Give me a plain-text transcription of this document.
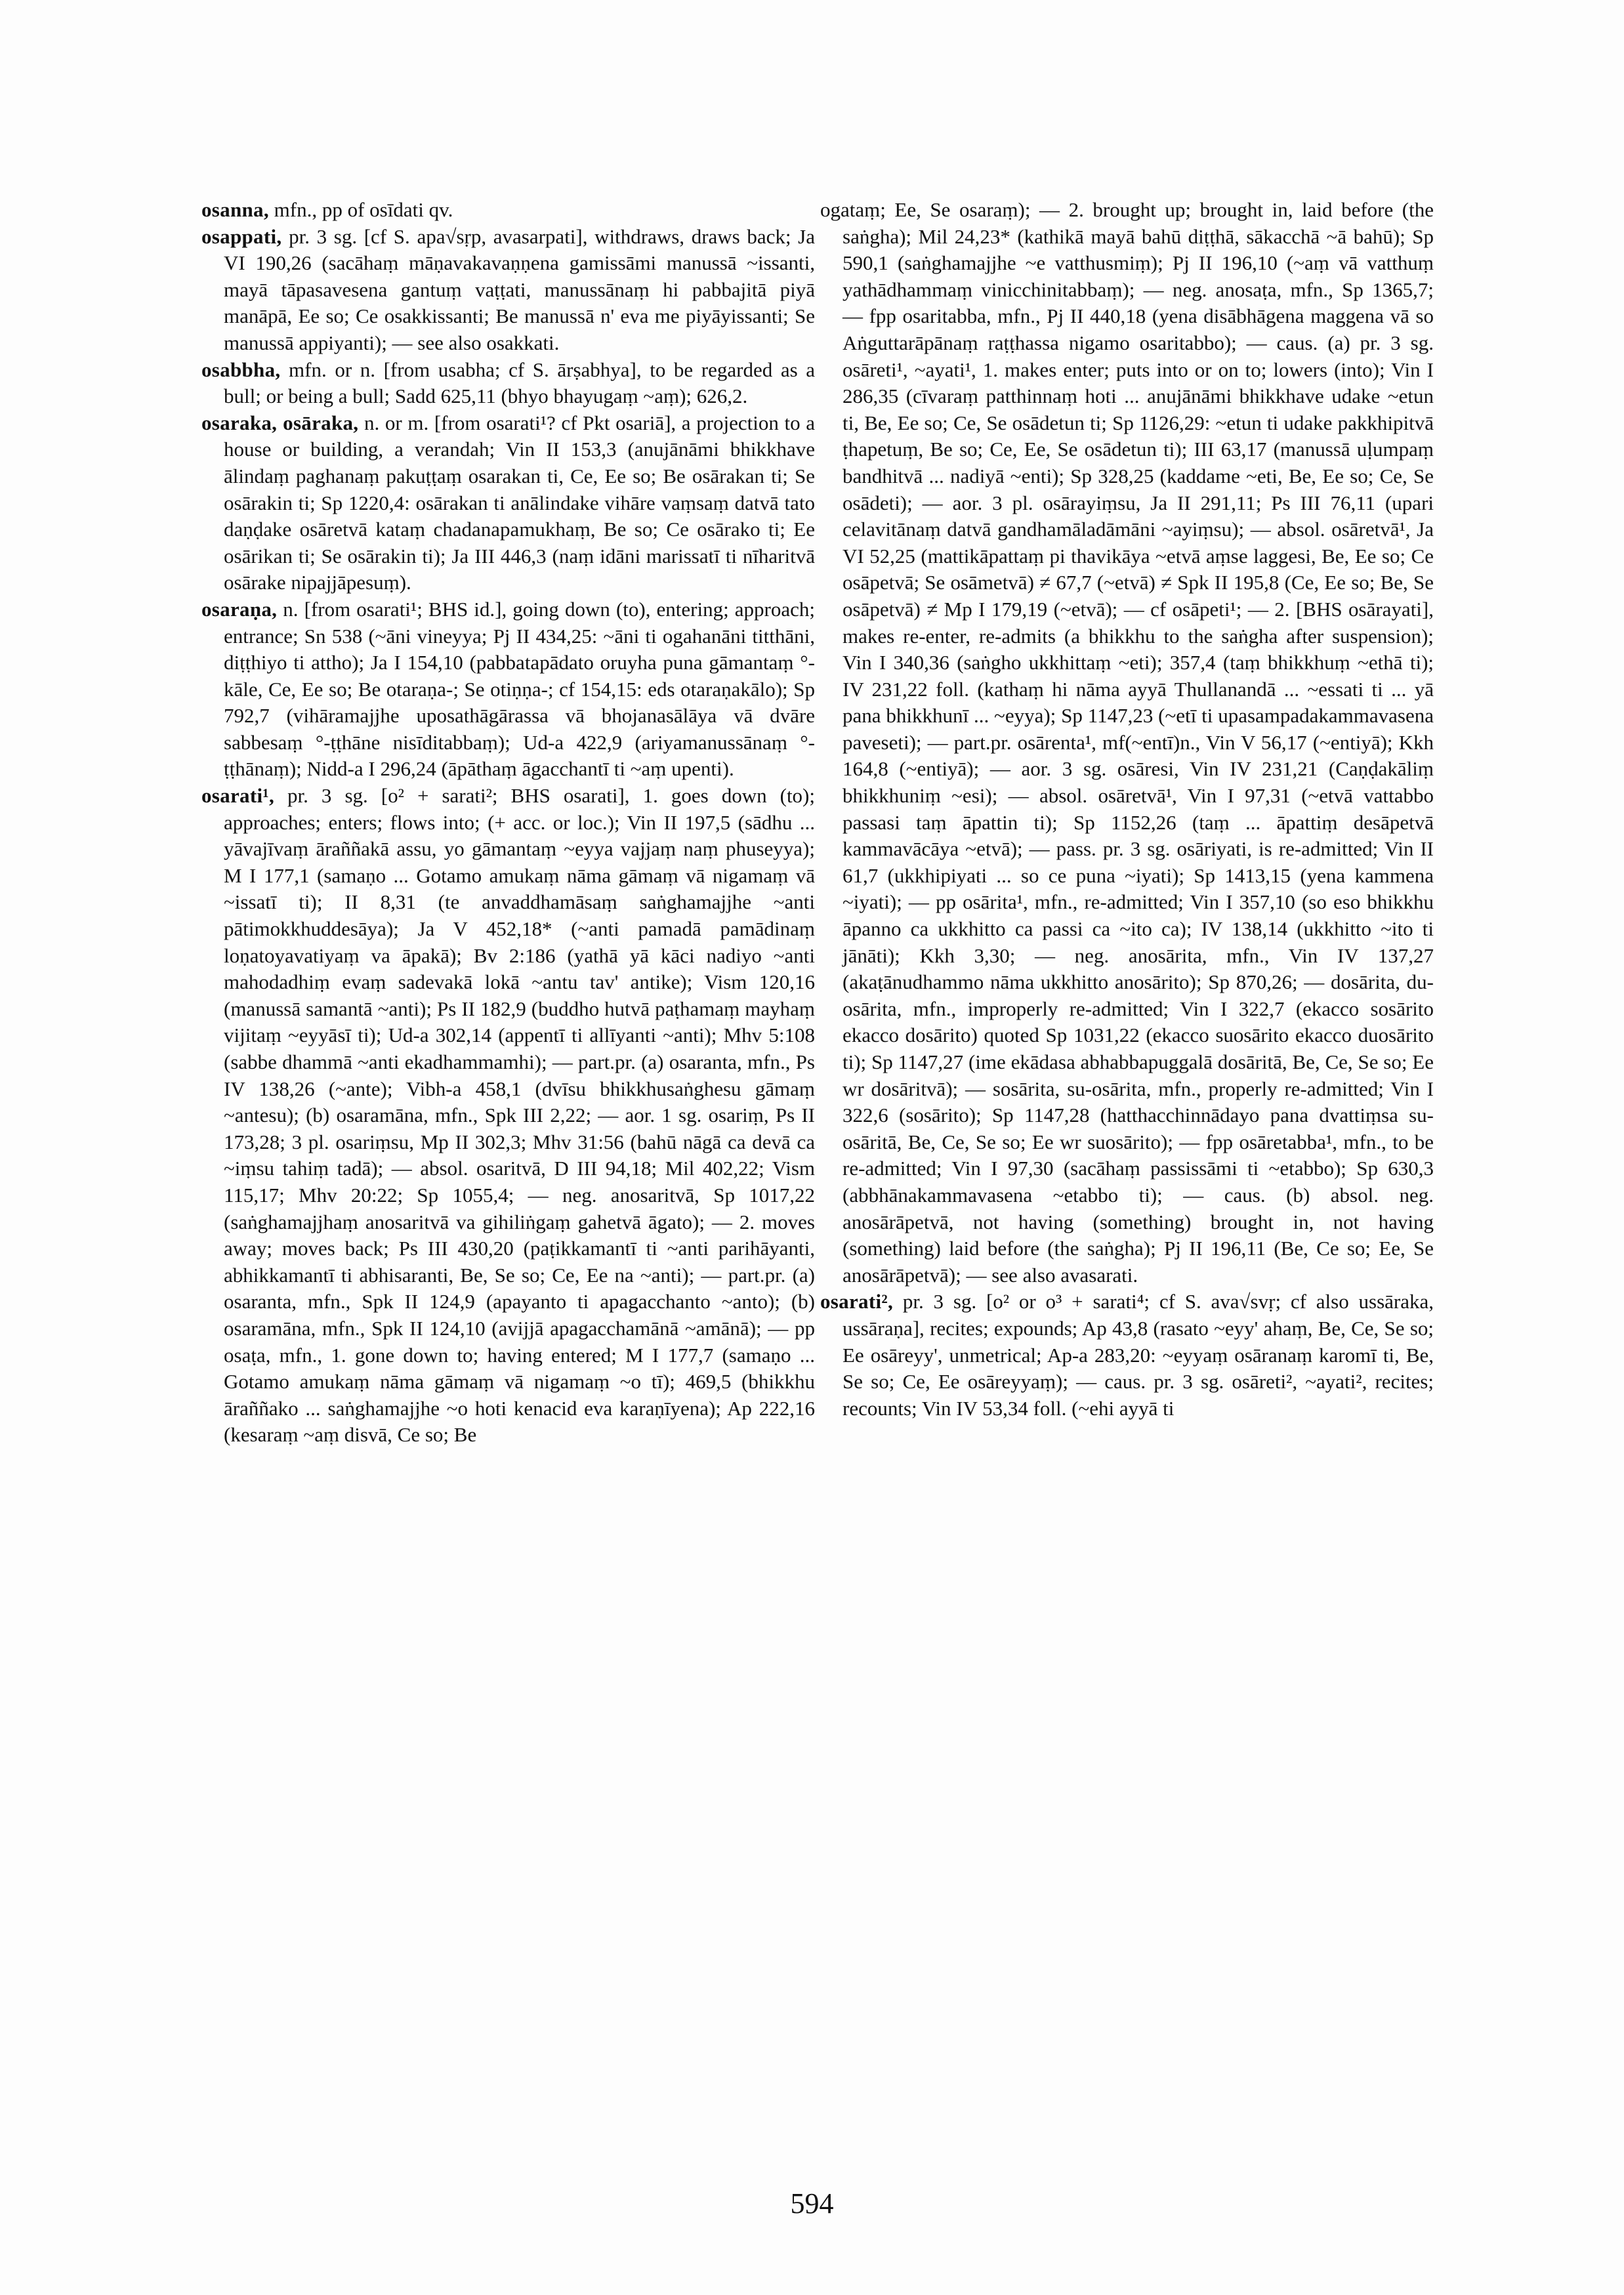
osanna, mfn., pp of osīdati qv.

osappati, pr. 3 sg. [cf S. apa√sṛp, avasarpati], withdraws, draws back; Ja VI 190,26 (sacāhaṃ māṇavakavaṇṇena gamissāmi manussā ~issanti, mayā tāpasavesena gantuṃ vaṭṭati, manussānaṃ hi pabbajitā piyā manāpā, Ee so; Ce osakkissanti; Be manussā n' eva me piyāyissanti; Se manussā appiyanti); — see also osakkati.

osabbha, mfn. or n. [from usabha; cf S. ārṣabhya], to be regarded as a bull; or being a bull; Sadd 625,11 (bhyo bhayugaṃ ~aṃ); 626,2.

osaraka, osāraka, n. or m. [from osarati¹? cf Pkt osariā], a projection to a house or building, a verandah; Vin II 153,3 (anujānāmi bhikkhave ālindaṃ paghanaṃ pakuṭṭaṃ osarakan ti, Ce, Ee so; Be osārakan ti; Se osārakin ti; Sp 1220,4: osārakan ti anālindake vihāre vaṃsaṃ datvā tato daṇḍake osāretvā kataṃ chadanapamukhaṃ, Be so; Ce osārako ti; Ee osārikan ti; Se osārakin ti); Ja III 446,3 (naṃ idāni marissatī ti nīharitvā osārake nipajjāpesuṃ).

osaraṇa, n. [from osarati¹; BHS id.], going down (to), entering; approach; entrance; Sn 538 (~āni vineyya; Pj II 434,25: ~āni ti ogahanāni titthāni, diṭṭhiyo ti attho); Ja I 154,10 (pabbatapādato oruyha puna gāmantaṃ °-kāle, Ce, Ee so; Be otaraṇa-; Se otiṇṇa-; cf 154,15: eds otaraṇakālo); Sp 792,7 (vihāramajjhe uposathāgārassa vā bhojanasālāya vā dvāre sabbesaṃ °-ṭṭhāne nisīditabbaṃ); Ud-a 422,9 (ariyamanussānaṃ °-ṭṭhānaṃ); Nidd-a I 296,24 (āpāthaṃ āgacchantī ti ~aṃ upenti).

osarati¹, pr. 3 sg. [o² + sarati²; BHS osarati], 1. goes down (to); approaches; enters; flows into; (+ acc. or loc.); Vin II 197,5 (sādhu ... yāvajīvaṃ āraññakā assu, yo gāmantaṃ ~eyya vajjaṃ naṃ phuseyya); M I 177,1 (samaṇo ... Gotamo amukaṃ nāma gāmaṃ vā nigamaṃ vā ~issatī ti); II 8,31 (te anvaddhamāsaṃ saṅghamajjhe ~anti pātimokkhuddesāya); Ja V 452,18* (~anti pamadā pamādinaṃ loṇatoyavatiyaṃ va āpakā); Bv 2:186 (yathā yā kāci nadiyo ~anti mahodadhiṃ evaṃ sadevakā lokā ~antu tav' antike); Vism 120,16 (manussā samantā ~anti); Ps II 182,9 (buddho hutvā paṭhamaṃ mayhaṃ vijitaṃ ~eyyāsī ti); Ud-a 302,14 (appentī ti allīyanti ~anti); Mhv 5:108 (sabbe dhammā ~anti ekadhammamhi); — part.pr. (a) osaranta, mfn., Ps IV 138,26 (~ante); Vibh-a 458,1 (dvīsu bhikkhusaṅghesu gāmaṃ ~antesu); (b) osaramāna, mfn., Spk III 2,22; — aor. 1 sg. osariṃ, Ps II 173,28; 3 pl. osariṃsu, Mp II 302,3; Mhv 31:56 (bahū nāgā ca devā ca ~iṃsu tahiṃ tadā); — absol. osaritvā, D III 94,18; Mil 402,22; Vism 115,17; Mhv 20:22; Sp 1055,4; — neg. anosaritvā, Sp 1017,22 (saṅghamajjhaṃ anosaritvā va gihiliṅgaṃ gahetvā āgato); — 2. moves away; moves back; Ps III 430,20 (paṭikkamantī ti ~anti parihāyanti, abhikkamantī ti abhisaranti, Be, Se so; Ce, Ee na ~anti); — part.pr. (a) osaranta, mfn., Spk II 124,9 (apayanto ti apagacchanto ~anto); (b) osaramāna, mfn., Spk II 124,10 (avijjā apagacchamānā ~amānā); — pp osaṭa, mfn., 1. gone down to; having entered; M I 177,7 (samaṇo ... Gotamo amukaṃ nāma gāmaṃ vā nigamaṃ ~o tī); 469,5 (bhikkhu āraññako ... saṅghamajjhe ~o hoti kenacid eva karaṇīyena); Ap 222,16 (kesaraṃ ~aṃ disvā, Ce so; Be

ogataṃ; Ee, Se osaraṃ); — 2. brought up; brought in, laid before (the saṅgha); Mil 24,23* (kathikā mayā bahū diṭṭhā, sākacchā ~ā bahū); Sp 590,1 (saṅghamajjhe ~e vatthusmiṃ); Pj II 196,10 (~aṃ vā vatthuṃ yathādhammaṃ vinicchinitabbaṃ); — neg. anosaṭa, mfn., Sp 1365,7; — fpp osaritabba, mfn., Pj II 440,18 (yena disābhāgena maggena vā so Aṅguttarāpānaṃ raṭṭhassa nigamo osaritabbo); — caus. (a) pr. 3 sg. osāreti¹, ~ayati¹, 1. makes enter; puts into or on to; lowers (into); Vin I 286,35 (cīvaraṃ patthinnaṃ hoti ... anujānāmi bhikkhave udake ~etun ti, Be, Ee so; Ce, Se osādetun ti; Sp 1126,29: ~etun ti udake pakkhipitvā ṭhapetuṃ, Be so; Ce, Ee, Se osādetun ti); III 63,17 (manussā uḷumpaṃ bandhitvā ... nadiyā ~enti); Sp 328,25 (kaddame ~eti, Be, Ee so; Ce, Se osādeti); — aor. 3 pl. osārayiṃsu, Ja II 291,11; Ps III 76,11 (upari celavitānaṃ datvā gandhamāladāmāni ~ayiṃsu); — absol. osāretvā¹, Ja VI 52,25 (mattikāpattaṃ pi thavikāya ~etvā aṃse laggesi, Be, Ee so; Ce osāpetvā; Se osāmetvā) ≠ 67,7 (~etvā) ≠ Spk II 195,8 (Ce, Ee so; Be, Se osāpetvā) ≠ Mp I 179,19 (~etvā); — cf osāpeti¹; — 2. [BHS osārayati], makes re-enter, re-admits (a bhikkhu to the saṅgha after suspension); Vin I 340,36 (saṅgho ukkhittaṃ ~eti); 357,4 (taṃ bhikkhuṃ ~ethā ti); IV 231,22 foll. (kathaṃ hi nāma ayyā Thullanandā ... ~essati ti ... yā pana bhikkhunī ... ~eyya); Sp 1147,23 (~etī ti upasampadakammavasena paveseti); — part.pr. osārenta¹, mf(~entī)n., Vin V 56,17 (~entiyā); Kkh 164,8 (~entiyā); — aor. 3 sg. osāresi, Vin IV 231,21 (Caṇḍakāliṃ bhikkhuniṃ ~esi); — absol. osāretvā¹, Vin I 97,31 (~etvā vattabbo passasi taṃ āpattin ti); Sp 1152,26 (taṃ ... āpattiṃ desāpetvā kammavācāya ~etvā); — pass. pr. 3 sg. osāriyati, is re-admitted; Vin II 61,7 (ukkhipiyati ... so ce puna ~iyati); Sp 1413,15 (yena kammena ~iyati); — pp osārita¹, mfn., re-admitted; Vin I 357,10 (so eso bhikkhu āpanno ca ukkhitto ca passi ca ~ito ca); IV 138,14 (ukkhitto ~ito ti jānāti); Kkh 3,30; — neg. anosārita, mfn., Vin IV 137,27 (akaṭānudhammo nāma ukkhitto anosārito); Sp 870,26; — dosārita, du-osārita, mfn., improperly re-admitted; Vin I 322,7 (ekacco sosārito ekacco dosārito) quoted Sp 1031,22 (ekacco suosārito ekacco duosārito ti); Sp 1147,27 (ime ekādasa abhabbapuggalā dosāritā, Be, Ce, Se so; Ee wr dosāritvā); — sosārita, su-osārita, mfn., properly re-admitted; Vin I 322,6 (sosārito); Sp 1147,28 (hatthacchinnādayo pana dvattiṃsa su-osāritā, Be, Ce, Se so; Ee wr suosārito); — fpp osāretabba¹, mfn., to be re-admitted; Vin I 97,30 (sacāhaṃ passissāmi ti ~etabbo); Sp 630,3 (abbhānakammavasena ~etabbo ti); — caus. (b) absol. neg. anosārāpetvā, not having (something) brought in, not having (something) laid before (the saṅgha); Pj II 196,11 (Be, Ce so; Ee, Se anosārāpetvā); — see also avasarati.

osarati², pr. 3 sg. [o² or o³ + sarati⁴; cf S. ava√svṛ; cf also ussāraka, ussāraṇa], recites; expounds; Ap 43,8 (rasato ~eyy' ahaṃ, Be, Ce, Se so; Ee osāreyy', unmetrical; Ap-a 283,20: ~eyyaṃ osāranaṃ karomī ti, Be, Se so; Ce, Ee osāreyyaṃ); — caus. pr. 3 sg. osāreti², ~ayati², recites; recounts; Vin IV 53,34 foll. (~ehi ayyā ti

594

What is needed:
Note how many lines in the listing above hold the string "from", then give only that figure.

Expected answer:
3